◆ EXERCISE GOAL: Below is the data. Give it again, complete and exact.

◆ SOURCE RECORDS:

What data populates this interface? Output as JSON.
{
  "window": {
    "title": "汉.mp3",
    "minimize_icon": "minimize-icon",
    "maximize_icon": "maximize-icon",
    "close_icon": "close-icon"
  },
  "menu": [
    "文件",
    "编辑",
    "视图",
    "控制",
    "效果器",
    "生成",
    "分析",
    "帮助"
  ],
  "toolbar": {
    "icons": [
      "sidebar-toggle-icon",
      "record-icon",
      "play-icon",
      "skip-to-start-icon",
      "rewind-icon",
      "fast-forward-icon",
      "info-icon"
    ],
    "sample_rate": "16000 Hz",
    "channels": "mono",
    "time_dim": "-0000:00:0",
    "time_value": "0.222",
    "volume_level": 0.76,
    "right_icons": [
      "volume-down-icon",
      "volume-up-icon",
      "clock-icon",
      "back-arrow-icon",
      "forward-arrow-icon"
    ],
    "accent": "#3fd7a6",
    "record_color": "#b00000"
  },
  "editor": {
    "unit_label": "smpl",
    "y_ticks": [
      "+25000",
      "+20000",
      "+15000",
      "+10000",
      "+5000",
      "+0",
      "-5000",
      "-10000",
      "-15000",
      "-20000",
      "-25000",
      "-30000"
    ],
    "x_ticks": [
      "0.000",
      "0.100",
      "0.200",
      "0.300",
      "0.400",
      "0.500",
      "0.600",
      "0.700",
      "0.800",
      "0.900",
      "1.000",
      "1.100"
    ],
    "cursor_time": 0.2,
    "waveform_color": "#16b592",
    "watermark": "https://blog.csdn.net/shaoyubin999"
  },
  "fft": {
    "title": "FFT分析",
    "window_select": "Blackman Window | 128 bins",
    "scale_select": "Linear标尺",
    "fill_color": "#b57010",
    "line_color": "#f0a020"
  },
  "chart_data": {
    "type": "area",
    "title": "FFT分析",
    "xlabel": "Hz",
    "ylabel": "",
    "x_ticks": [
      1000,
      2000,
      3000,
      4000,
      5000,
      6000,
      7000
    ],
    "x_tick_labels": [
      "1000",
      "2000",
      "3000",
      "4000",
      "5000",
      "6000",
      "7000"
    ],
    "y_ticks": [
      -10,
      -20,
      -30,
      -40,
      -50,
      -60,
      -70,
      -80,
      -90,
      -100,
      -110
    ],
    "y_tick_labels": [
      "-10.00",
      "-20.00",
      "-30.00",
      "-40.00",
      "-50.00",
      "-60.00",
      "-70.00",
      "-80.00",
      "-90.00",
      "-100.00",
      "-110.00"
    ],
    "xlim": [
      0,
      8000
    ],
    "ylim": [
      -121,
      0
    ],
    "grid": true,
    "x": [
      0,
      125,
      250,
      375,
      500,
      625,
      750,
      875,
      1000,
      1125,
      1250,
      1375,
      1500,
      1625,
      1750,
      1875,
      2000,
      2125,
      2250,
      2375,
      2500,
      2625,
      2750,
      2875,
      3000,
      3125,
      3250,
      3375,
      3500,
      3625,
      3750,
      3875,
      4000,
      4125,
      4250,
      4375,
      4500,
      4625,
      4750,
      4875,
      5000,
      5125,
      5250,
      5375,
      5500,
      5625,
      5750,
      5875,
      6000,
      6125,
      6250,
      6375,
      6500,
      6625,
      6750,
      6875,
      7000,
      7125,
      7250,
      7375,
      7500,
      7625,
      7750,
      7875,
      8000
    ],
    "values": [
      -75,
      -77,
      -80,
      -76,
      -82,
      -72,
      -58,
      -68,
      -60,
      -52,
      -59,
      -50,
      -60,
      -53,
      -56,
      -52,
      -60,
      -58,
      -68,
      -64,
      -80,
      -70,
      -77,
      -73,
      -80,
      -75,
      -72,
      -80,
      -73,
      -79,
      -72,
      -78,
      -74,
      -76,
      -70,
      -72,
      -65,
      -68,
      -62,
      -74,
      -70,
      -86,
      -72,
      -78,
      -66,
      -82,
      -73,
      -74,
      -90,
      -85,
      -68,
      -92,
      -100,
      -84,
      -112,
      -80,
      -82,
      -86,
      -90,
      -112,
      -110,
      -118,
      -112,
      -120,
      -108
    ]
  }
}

◆ FINISHED TASK:
What data populates this interface? Output as JSON.
{
  "window": {
    "title": "汉.mp3",
    "minimize_icon": "minimize-icon",
    "maximize_icon": "maximize-icon",
    "close_icon": "close-icon"
  },
  "menu": [
    "文件",
    "编辑",
    "视图",
    "控制",
    "效果器",
    "生成",
    "分析",
    "帮助"
  ],
  "toolbar": {
    "icons": [
      "sidebar-toggle-icon",
      "record-icon",
      "play-icon",
      "skip-to-start-icon",
      "rewind-icon",
      "fast-forward-icon",
      "info-icon"
    ],
    "sample_rate": "16000 Hz",
    "channels": "mono",
    "time_dim": "-0000:00:0",
    "time_value": "0.222",
    "volume_level": 0.76,
    "right_icons": [
      "volume-down-icon",
      "volume-up-icon",
      "clock-icon",
      "back-arrow-icon",
      "forward-arrow-icon"
    ],
    "accent": "#3fd7a6",
    "record_color": "#b00000"
  },
  "editor": {
    "unit_label": "smpl",
    "y_ticks": [
      "+25000",
      "+20000",
      "+15000",
      "+10000",
      "+5000",
      "+0",
      "-5000",
      "-10000",
      "-15000",
      "-20000",
      "-25000",
      "-30000"
    ],
    "x_ticks": [
      "0.000",
      "0.100",
      "0.200",
      "0.300",
      "0.400",
      "0.500",
      "0.600",
      "0.700",
      "0.800",
      "0.900",
      "1.000",
      "1.100"
    ],
    "cursor_time": 0.2,
    "waveform_color": "#16b592",
    "watermark": "https://blog.csdn.net/shaoyubin999"
  },
  "fft": {
    "title": "FFT分析",
    "window_select": "Blackman Window | 128 bins",
    "scale_select": "Linear标尺",
    "fill_color": "#b57010",
    "line_color": "#f0a020"
  },
  "chart_data": {
    "type": "area",
    "title": "FFT分析",
    "xlabel": "Hz",
    "ylabel": "",
    "x_ticks": [
      1000,
      2000,
      3000,
      4000,
      5000,
      6000,
      7000
    ],
    "x_tick_labels": [
      "1000",
      "2000",
      "3000",
      "4000",
      "5000",
      "6000",
      "7000"
    ],
    "y_ticks": [
      -10,
      -20,
      -30,
      -40,
      -50,
      -60,
      -70,
      -80,
      -90,
      -100,
      -110
    ],
    "y_tick_labels": [
      "-10.00",
      "-20.00",
      "-30.00",
      "-40.00",
      "-50.00",
      "-60.00",
      "-70.00",
      "-80.00",
      "-90.00",
      "-100.00",
      "-110.00"
    ],
    "xlim": [
      0,
      8000
    ],
    "ylim": [
      -121,
      0
    ],
    "grid": true,
    "x": [
      0,
      125,
      250,
      375,
      500,
      625,
      750,
      875,
      1000,
      1125,
      1250,
      1375,
      1500,
      1625,
      1750,
      1875,
      2000,
      2125,
      2250,
      2375,
      2500,
      2625,
      2750,
      2875,
      3000,
      3125,
      3250,
      3375,
      3500,
      3625,
      3750,
      3875,
      4000,
      4125,
      4250,
      4375,
      4500,
      4625,
      4750,
      4875,
      5000,
      5125,
      5250,
      5375,
      5500,
      5625,
      5750,
      5875,
      6000,
      6125,
      6250,
      6375,
      6500,
      6625,
      6750,
      6875,
      7000,
      7125,
      7250,
      7375,
      7500,
      7625,
      7750,
      7875,
      8000
    ],
    "values": [
      -75,
      -77,
      -80,
      -76,
      -82,
      -72,
      -58,
      -68,
      -60,
      -52,
      -59,
      -50,
      -60,
      -53,
      -56,
      -52,
      -60,
      -58,
      -68,
      -64,
      -80,
      -70,
      -77,
      -73,
      -80,
      -75,
      -72,
      -80,
      -73,
      -79,
      -72,
      -78,
      -74,
      -76,
      -70,
      -72,
      -65,
      -68,
      -62,
      -74,
      -70,
      -86,
      -72,
      -78,
      -66,
      -82,
      -73,
      -74,
      -90,
      -85,
      -68,
      -92,
      -100,
      -84,
      -112,
      -80,
      -82,
      -86,
      -90,
      -112,
      -110,
      -118,
      -112,
      -120,
      -108
    ]
  }
}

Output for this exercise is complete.